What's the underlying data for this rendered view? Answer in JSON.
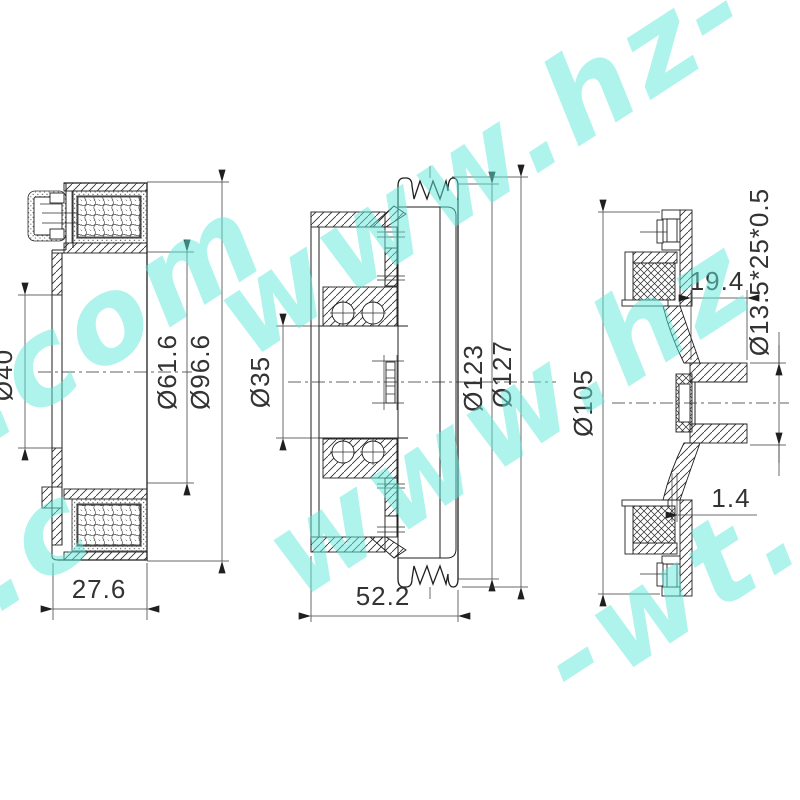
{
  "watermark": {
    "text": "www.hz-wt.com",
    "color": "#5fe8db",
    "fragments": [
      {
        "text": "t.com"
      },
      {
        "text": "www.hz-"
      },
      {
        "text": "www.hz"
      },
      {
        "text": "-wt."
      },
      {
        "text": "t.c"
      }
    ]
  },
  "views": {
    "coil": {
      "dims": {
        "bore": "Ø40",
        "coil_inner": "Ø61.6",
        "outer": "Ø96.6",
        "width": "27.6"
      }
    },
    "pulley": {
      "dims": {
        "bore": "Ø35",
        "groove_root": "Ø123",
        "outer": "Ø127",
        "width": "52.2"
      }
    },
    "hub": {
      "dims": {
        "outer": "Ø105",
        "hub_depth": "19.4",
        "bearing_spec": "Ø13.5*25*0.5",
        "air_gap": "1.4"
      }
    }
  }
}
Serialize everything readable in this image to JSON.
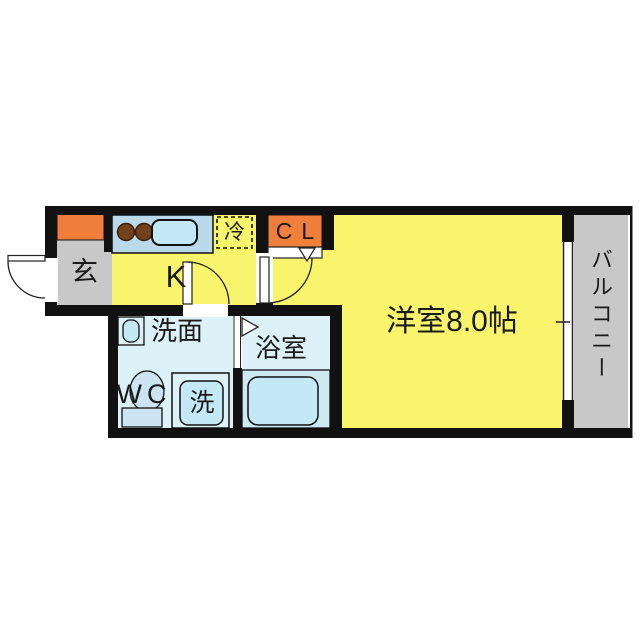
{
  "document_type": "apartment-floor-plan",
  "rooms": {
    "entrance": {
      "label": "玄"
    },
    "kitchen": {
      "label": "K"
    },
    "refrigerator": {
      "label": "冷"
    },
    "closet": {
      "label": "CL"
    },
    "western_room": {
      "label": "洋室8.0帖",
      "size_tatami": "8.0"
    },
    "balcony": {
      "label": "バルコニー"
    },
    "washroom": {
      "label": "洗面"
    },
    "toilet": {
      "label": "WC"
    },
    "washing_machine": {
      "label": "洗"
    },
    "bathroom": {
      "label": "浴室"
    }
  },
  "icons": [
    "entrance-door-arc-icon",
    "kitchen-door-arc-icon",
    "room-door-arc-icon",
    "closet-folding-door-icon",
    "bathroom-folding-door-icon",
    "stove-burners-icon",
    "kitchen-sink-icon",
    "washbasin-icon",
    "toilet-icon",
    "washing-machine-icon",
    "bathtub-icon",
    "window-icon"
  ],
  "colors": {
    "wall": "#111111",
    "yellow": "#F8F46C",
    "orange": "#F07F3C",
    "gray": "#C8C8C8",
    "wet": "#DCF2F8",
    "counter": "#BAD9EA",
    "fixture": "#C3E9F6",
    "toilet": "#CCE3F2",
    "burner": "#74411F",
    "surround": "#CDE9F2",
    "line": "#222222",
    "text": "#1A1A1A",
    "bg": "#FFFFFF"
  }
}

-------

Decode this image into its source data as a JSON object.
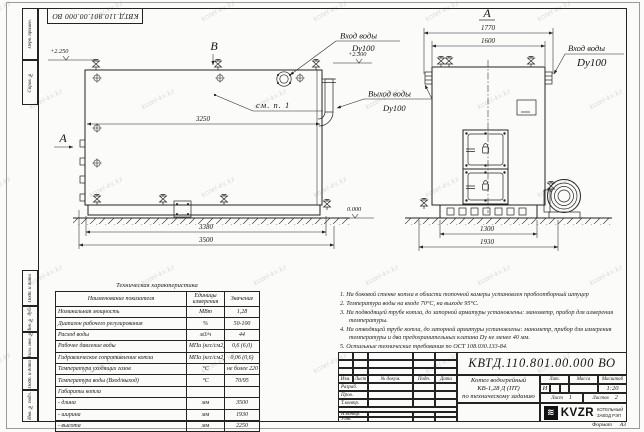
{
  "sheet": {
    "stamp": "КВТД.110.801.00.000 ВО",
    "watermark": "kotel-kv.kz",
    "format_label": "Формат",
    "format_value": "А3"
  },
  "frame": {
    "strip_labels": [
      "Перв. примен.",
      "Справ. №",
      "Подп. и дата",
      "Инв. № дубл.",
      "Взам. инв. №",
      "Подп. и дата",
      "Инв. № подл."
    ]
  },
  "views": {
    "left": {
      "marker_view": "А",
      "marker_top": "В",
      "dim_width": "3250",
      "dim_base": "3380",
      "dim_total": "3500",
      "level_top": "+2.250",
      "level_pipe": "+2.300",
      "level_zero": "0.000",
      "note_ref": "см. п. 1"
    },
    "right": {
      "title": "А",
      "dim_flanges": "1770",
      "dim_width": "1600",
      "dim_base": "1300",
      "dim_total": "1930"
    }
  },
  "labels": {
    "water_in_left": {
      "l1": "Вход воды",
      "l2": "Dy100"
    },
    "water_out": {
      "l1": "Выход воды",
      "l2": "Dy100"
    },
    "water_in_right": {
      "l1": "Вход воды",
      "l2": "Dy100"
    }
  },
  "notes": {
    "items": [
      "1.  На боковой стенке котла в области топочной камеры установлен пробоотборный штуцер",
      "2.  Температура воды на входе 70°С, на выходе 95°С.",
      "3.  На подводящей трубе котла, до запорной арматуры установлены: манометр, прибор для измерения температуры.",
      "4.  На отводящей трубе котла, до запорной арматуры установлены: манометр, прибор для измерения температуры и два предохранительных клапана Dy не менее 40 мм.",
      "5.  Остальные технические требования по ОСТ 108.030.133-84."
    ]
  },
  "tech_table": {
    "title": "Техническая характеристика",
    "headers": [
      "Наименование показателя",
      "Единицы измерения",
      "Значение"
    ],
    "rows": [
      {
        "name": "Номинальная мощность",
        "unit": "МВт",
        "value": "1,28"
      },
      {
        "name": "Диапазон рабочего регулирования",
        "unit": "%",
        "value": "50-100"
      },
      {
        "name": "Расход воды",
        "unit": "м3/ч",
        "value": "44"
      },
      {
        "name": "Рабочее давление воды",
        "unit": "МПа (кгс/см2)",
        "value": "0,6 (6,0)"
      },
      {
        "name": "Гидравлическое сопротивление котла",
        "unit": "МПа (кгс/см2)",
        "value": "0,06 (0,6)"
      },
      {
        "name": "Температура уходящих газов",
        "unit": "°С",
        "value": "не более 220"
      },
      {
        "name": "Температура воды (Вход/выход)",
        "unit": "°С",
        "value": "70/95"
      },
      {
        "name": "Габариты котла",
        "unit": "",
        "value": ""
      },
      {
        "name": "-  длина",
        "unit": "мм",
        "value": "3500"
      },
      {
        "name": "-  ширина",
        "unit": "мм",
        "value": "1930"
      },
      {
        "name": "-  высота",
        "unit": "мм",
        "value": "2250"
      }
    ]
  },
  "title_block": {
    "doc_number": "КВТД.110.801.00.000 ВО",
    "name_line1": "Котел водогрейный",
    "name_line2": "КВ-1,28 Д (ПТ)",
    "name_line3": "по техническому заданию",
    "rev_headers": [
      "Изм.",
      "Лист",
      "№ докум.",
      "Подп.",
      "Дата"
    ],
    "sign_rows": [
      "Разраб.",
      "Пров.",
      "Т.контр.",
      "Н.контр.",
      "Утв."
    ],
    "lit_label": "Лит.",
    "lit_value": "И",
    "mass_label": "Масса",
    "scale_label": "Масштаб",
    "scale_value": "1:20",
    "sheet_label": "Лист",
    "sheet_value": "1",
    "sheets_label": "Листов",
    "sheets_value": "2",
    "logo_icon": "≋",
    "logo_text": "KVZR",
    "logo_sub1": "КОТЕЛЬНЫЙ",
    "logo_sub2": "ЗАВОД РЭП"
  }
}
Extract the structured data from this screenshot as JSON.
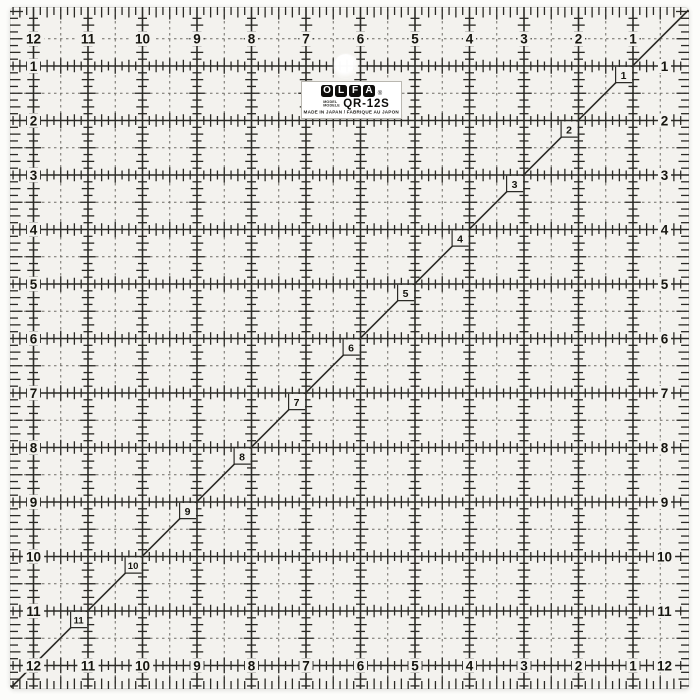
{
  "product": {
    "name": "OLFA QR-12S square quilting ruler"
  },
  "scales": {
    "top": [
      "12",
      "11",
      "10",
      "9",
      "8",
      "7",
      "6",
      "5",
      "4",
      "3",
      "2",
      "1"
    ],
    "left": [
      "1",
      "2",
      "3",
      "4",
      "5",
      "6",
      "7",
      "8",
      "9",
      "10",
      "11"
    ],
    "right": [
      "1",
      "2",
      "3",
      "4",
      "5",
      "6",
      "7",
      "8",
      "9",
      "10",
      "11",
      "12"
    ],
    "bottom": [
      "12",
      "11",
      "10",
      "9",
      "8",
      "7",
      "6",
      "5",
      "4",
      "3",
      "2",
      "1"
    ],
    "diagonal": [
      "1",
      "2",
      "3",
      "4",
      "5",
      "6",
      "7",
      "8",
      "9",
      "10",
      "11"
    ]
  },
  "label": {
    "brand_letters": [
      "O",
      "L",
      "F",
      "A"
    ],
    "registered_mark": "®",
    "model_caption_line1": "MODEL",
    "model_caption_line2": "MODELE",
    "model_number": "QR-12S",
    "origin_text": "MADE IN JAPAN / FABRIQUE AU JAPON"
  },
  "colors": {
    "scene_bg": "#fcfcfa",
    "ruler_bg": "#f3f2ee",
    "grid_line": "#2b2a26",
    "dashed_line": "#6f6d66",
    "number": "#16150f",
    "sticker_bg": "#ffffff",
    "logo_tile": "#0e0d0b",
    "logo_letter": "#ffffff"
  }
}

-------

Copy out all lines where the word "data" appears.

* [SOLUTION TO THE PROBLEM]:
What's the underlying data for this rendered view? Answer in JSON.
Decode this image into its source data as a JSON object.
Extract the structured data from this screenshot as JSON.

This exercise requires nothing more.